▶ [Instructions for the task]: Copy out each line below that has the word "毛泽东思想" in it.

** start **

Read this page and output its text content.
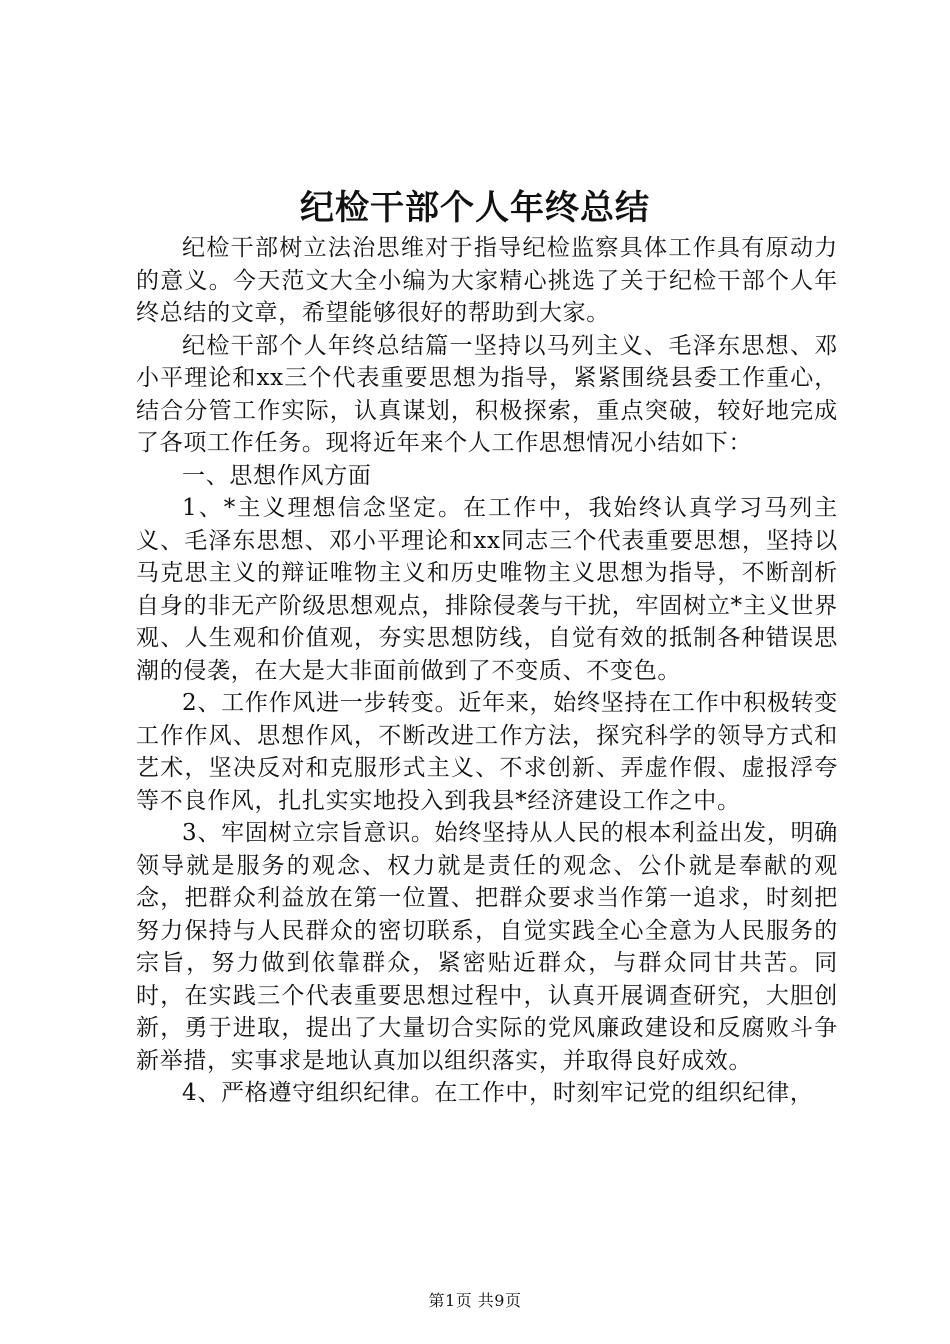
纪检干部个人年终总结

纪检干部树立法治思维对于指导纪检监察具体工作具有原动力的意义。今天范文大全小编为大家精心挑选了关于纪检干部个人年终总结的文章，希望能够很好的帮助到大家。

纪检干部个人年终总结篇一坚持以马列主义、毛泽东思想、邓小平理论和xx三个代表重要思想为指导，紧紧围绕县委工作重心，结合分管工作实际，认真谋划，积极探索，重点突破，较好地完成了各项工作任务。现将近年来个人工作思想情况小结如下：

一、思想作风方面

1、*主义理想信念坚定。在工作中，我始终认真学习马列主义、毛泽东思想、邓小平理论和xx同志三个代表重要思想，坚持以马克思主义的辩证唯物主义和历史唯物主义思想为指导，不断剖析自身的非无产阶级思想观点，排除侵袭与干扰，牢固树立*主义世界观、人生观和价值观，夯实思想防线，自觉有效的抵制各种错误思潮的侵袭，在大是大非面前做到了不变质、不变色。

2、工作作风进一步转变。近年来，始终坚持在工作中积极转变工作作风、思想作风，不断改进工作方法，探究科学的领导方式和艺术，坚决反对和克服形式主义、不求创新、弄虚作假、虚报浮夸等不良作风，扎扎实实地投入到我县*经济建设工作之中。

3、牢固树立宗旨意识。始终坚持从人民的根本利益出发，明确领导就是服务的观念、权力就是责任的观念、公仆就是奉献的观念，把群众利益放在第一位置、把群众要求当作第一追求，时刻把努力保持与人民群众的密切联系，自觉实践全心全意为人民服务的宗旨，努力做到依靠群众，紧密贴近群众，与群众同甘共苦。同时，在实践三个代表重要思想过程中，认真开展调查研究，大胆创新，勇于进取，提出了大量切合实际的党风廉政建设和反腐败斗争新举措，实事求是地认真加以组织落实，并取得良好成效。

4、严格遵守组织纪律。在工作中，时刻牢记党的组织纪律，

第1页 共9页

** end **

▶ [Task solution]:
纪检干部个人年终总结篇一坚持以马列主义、毛泽东思想、邓小平理论和xx三个代表重要思想为指导，紧紧围绕县委工作重心，结合分管工作实际，认真谋划，积极探索，重点突破，较好地完成了各项工作任务。现将近年来个人工作思想情况小结如下：
1、*主义理想信念坚定。在工作中，我始终认真学习马列主义、毛泽东思想、邓小平理论和xx同志三个代表重要思想，坚持以马克思主义的辩证唯物主义和历史唯物主义思想为指导，不断剖析自身的非无产阶级思想观点，排除侵袭与干扰，牢固树立*主义世界观、人生观和价值观，夯实思想防线，自觉有效的抵制各种错误思潮的侵袭，在大是大非面前做到了不变质、不变色。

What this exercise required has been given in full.